**Text passage:**
──────────────────────────────
Key Insights
- Using the 2 Stage Free Cash Flow to Equity, Mativ Holdings fair value estimate is US$12.71
- With US$14.49 share price, Mativ Holdings appears to be trading close to its estimated fair value
- The average discount for Mativ Holdings' competitorsis currently 15%
Does the September share price for Mativ Holdings, Inc. (NYSE:MATV) reflect what it's really worth? Today, we will estimate the stock's intrinsic value by taking the forecast future cash flows of the company and discounting them back to today's value. Our analysis will employ the Discounted Cash Flow (DCF) model. There's really not all that much to it, even though it might appear quite complex.
Companies can be valued in a lot of ways, so we would point out that a DCF is not perfect for every situation. If you still have some burning questions about this type of valuation, take a look at the Simply Wall St analysis model.
See our latest analysis for Mativ Holdings
Is Mativ Holdings Fairly Valued?
──────────────────────────────
**Directions:**
1. Reproduce the passage on Mativ Holdings' valuation word for word. Begin at the words "Companies can be" and stop after "Holdings Fairly Valued?".
2. Write the next part of the passage on Mativ Holdings' valuation, picking up after its last sentence.
The lines that follow are not needed for either task.

**Records shown:**
──────────────────────────────
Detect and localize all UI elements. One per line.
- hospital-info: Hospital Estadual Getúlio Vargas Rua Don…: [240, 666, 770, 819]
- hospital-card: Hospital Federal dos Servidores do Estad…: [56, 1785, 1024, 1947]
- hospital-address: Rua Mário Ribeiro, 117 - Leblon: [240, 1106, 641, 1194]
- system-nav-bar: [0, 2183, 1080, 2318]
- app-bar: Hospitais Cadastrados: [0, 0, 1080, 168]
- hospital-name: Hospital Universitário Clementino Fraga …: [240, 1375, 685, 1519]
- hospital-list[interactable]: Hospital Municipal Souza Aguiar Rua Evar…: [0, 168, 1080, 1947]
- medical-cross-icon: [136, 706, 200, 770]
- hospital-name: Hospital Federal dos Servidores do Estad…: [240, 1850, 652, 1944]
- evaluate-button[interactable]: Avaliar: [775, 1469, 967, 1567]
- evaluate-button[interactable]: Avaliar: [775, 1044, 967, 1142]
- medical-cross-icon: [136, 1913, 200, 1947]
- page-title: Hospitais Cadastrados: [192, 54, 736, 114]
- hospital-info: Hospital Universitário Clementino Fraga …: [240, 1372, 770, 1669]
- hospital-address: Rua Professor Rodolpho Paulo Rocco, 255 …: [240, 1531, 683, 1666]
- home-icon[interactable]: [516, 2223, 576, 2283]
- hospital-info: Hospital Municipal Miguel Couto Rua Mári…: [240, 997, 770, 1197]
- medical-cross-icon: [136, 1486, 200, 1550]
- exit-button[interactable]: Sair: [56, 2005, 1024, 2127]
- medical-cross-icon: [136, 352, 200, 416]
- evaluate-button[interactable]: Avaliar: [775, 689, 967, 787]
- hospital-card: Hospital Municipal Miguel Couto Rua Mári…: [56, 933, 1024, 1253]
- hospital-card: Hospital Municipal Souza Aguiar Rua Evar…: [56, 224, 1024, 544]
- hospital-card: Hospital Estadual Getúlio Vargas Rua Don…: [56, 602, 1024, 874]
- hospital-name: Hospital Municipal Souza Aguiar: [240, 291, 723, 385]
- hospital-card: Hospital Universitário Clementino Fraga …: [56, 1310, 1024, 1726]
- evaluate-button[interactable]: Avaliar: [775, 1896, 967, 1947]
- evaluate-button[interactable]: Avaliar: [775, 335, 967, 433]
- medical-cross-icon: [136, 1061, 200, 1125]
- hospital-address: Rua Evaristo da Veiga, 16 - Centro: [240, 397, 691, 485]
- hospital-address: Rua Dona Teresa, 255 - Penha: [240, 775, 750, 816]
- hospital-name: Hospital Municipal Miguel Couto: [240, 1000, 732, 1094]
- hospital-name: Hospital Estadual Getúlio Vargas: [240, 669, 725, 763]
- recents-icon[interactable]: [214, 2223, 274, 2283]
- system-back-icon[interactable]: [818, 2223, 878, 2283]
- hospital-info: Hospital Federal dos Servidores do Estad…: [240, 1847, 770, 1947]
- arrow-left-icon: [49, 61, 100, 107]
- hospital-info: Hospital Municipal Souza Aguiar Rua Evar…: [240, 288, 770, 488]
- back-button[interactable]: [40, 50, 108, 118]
──────────────────────────────
**Your responses:**
1.
Companies can be valued in a lot of ways, so we would point out that a DCF is not perfect for every situation. If you still have some burning questions about this type of valuation, take a look at the Simply Wall St analysis model.
See our latest analysis for Mativ Holdings
Is Mativ Holdings Fairly Valued?

2.
We're using the 2-stage growth model, which simply means we take in account two stages of company's growth. In the initial period the company may have a higher growth rate and the second stage is usually assumed to have a stable growth rate. To start off with, we need to estimate the next ten years of cash flows. Where possible we use analyst estimates, but when these aren't available we extrapolate the previous free cash flow (FCF) from the last estimate or reported value. We assume companies with shrinking free cash flow will slow their rate of shrinkage, and that companies with growing free cash flow will see their growth rate slow, over this period. We do this to reflect that growth tends to slow more in the early years than it does in later years.
Generally we assume that a dollar today is more valuable than a dollar in the future, and so the sum of these future cash flows is then discounted to today's value:
10-year free cash flow (FCF) forecast
2024 | 2025 | 2026 | 2027 | 2028 | 2029 | 2030 | 2031 | 2032 | 2033 | |
Levered FCF ($, Millions) | US$90.0m | US$82.4m | US$78.0m | US$75.6m | US$74.5m | US$74.2m | US$74.5m | US$75.1m | US$76.1m | US$77.3m |
Growth Rate Estimate Source | Analyst x1 | Est @ -8.48% | Est @ -5.29% | Est @ -3.06% | Est @ -1.50% | Est @ -0.40% | Est @ 0.36% | Est @ 0.90% | Est @ 1.27% | Est @ 1.54% |
Present Value ($, Millions) Discounted @ 12% | US$80.3 | US$65.5 | US$55.3 | US$47.8 | US$42.0 | US$37.3 | US$33.4 | US$30.1 | US$27.2 | US$24.6 |
("Est" = FCF growth rate estimated by Simply Wall St)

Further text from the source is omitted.